◆ **Entries**:
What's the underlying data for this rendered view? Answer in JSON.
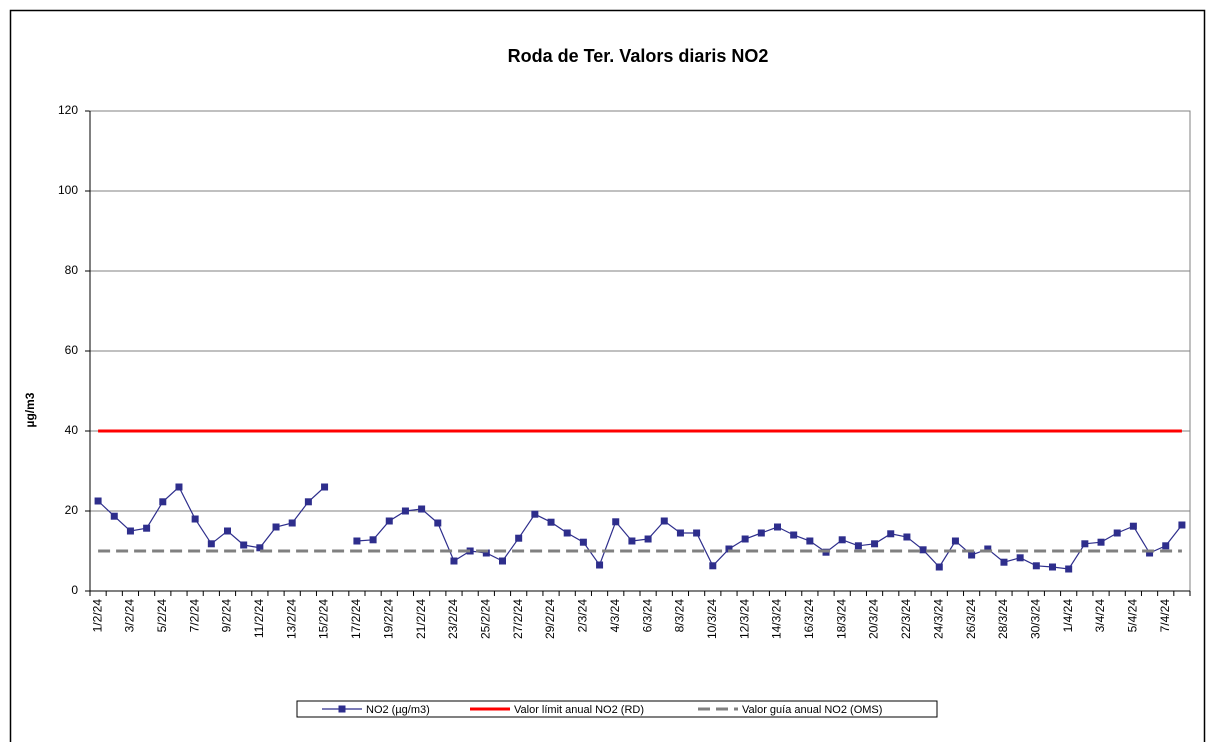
{
  "chart_data": {
    "type": "line",
    "title": "Roda de Ter. Valors diaris NO2",
    "y_label": "µg/m3",
    "categories": [
      "1/2/24",
      null,
      "3/2/24",
      null,
      "5/2/24",
      null,
      "7/2/24",
      null,
      "9/2/24",
      null,
      "11/2/24",
      null,
      "13/2/24",
      null,
      "15/2/24",
      null,
      "17/2/24",
      null,
      "19/2/24",
      null,
      "21/2/24",
      null,
      "23/2/24",
      null,
      "25/2/24",
      null,
      "27/2/24",
      null,
      "29/2/24",
      null,
      "2/3/24",
      null,
      "4/3/24",
      null,
      "6/3/24",
      null,
      "8/3/24",
      null,
      "10/3/24",
      null,
      "12/3/24",
      null,
      "14/3/24",
      null,
      "16/3/24",
      null,
      "18/3/24",
      null,
      "20/3/24",
      null,
      "22/3/24",
      null,
      "24/3/24",
      null,
      "26/3/24",
      null,
      "28/3/24",
      null,
      "30/3/24",
      null,
      "1/4/24",
      null,
      "3/4/24",
      null,
      "5/4/24",
      null,
      "7/4/24",
      null
    ],
    "series": [
      {
        "name": "NO2 (µg/m3)",
        "color": "#2e2e8c",
        "style": "marker",
        "values": [
          22.5,
          18.7,
          15,
          15.7,
          22.3,
          26,
          18,
          11.8,
          15,
          11.5,
          10.8,
          16,
          17,
          22.3,
          26,
          null,
          12.5,
          12.8,
          17.5,
          20,
          20.5,
          17,
          7.5,
          10,
          9.5,
          7.5,
          13.2,
          19.2,
          17.2,
          14.5,
          12.2,
          6.5,
          17.3,
          12.5,
          13,
          17.5,
          14.5,
          14.5,
          6.3,
          10.5,
          13,
          14.5,
          16,
          14,
          12.5,
          9.7,
          12.8,
          11.3,
          11.8,
          14.3,
          13.5,
          10.3,
          6,
          12.5,
          9,
          10.5,
          7.2,
          8.3,
          6.3,
          6,
          5.5,
          11.8,
          12.2,
          14.5,
          16.2,
          9.5,
          11.3,
          16.5
        ]
      },
      {
        "name": "Valor límit anual NO2 (RD)",
        "color": "#ff0000",
        "style": "solid",
        "values": [
          40,
          40,
          40,
          40,
          40,
          40,
          40,
          40,
          40,
          40,
          40,
          40,
          40,
          40,
          40,
          40,
          40,
          40,
          40,
          40,
          40,
          40,
          40,
          40,
          40,
          40,
          40,
          40,
          40,
          40,
          40,
          40,
          40,
          40,
          40,
          40,
          40,
          40,
          40,
          40,
          40,
          40,
          40,
          40,
          40,
          40,
          40,
          40,
          40,
          40,
          40,
          40,
          40,
          40,
          40,
          40,
          40,
          40,
          40,
          40,
          40,
          40,
          40,
          40,
          40,
          40,
          40,
          40
        ]
      },
      {
        "name": "Valor guía anual NO2 (OMS)",
        "color": "#808080",
        "style": "dashed",
        "values": [
          10,
          10,
          10,
          10,
          10,
          10,
          10,
          10,
          10,
          10,
          10,
          10,
          10,
          10,
          10,
          10,
          10,
          10,
          10,
          10,
          10,
          10,
          10,
          10,
          10,
          10,
          10,
          10,
          10,
          10,
          10,
          10,
          10,
          10,
          10,
          10,
          10,
          10,
          10,
          10,
          10,
          10,
          10,
          10,
          10,
          10,
          10,
          10,
          10,
          10,
          10,
          10,
          10,
          10,
          10,
          10,
          10,
          10,
          10,
          10,
          10,
          10,
          10,
          10,
          10,
          10,
          10,
          10
        ]
      }
    ],
    "ylim": [
      0,
      120
    ],
    "yticks": [
      0,
      20,
      40,
      60,
      80,
      100,
      120
    ],
    "grid": true,
    "legend": "bottom"
  }
}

◆ **Work to be completed**: How many lines of the data contain the word "name"? Answer with the number alone.

◆ **Output below**: 3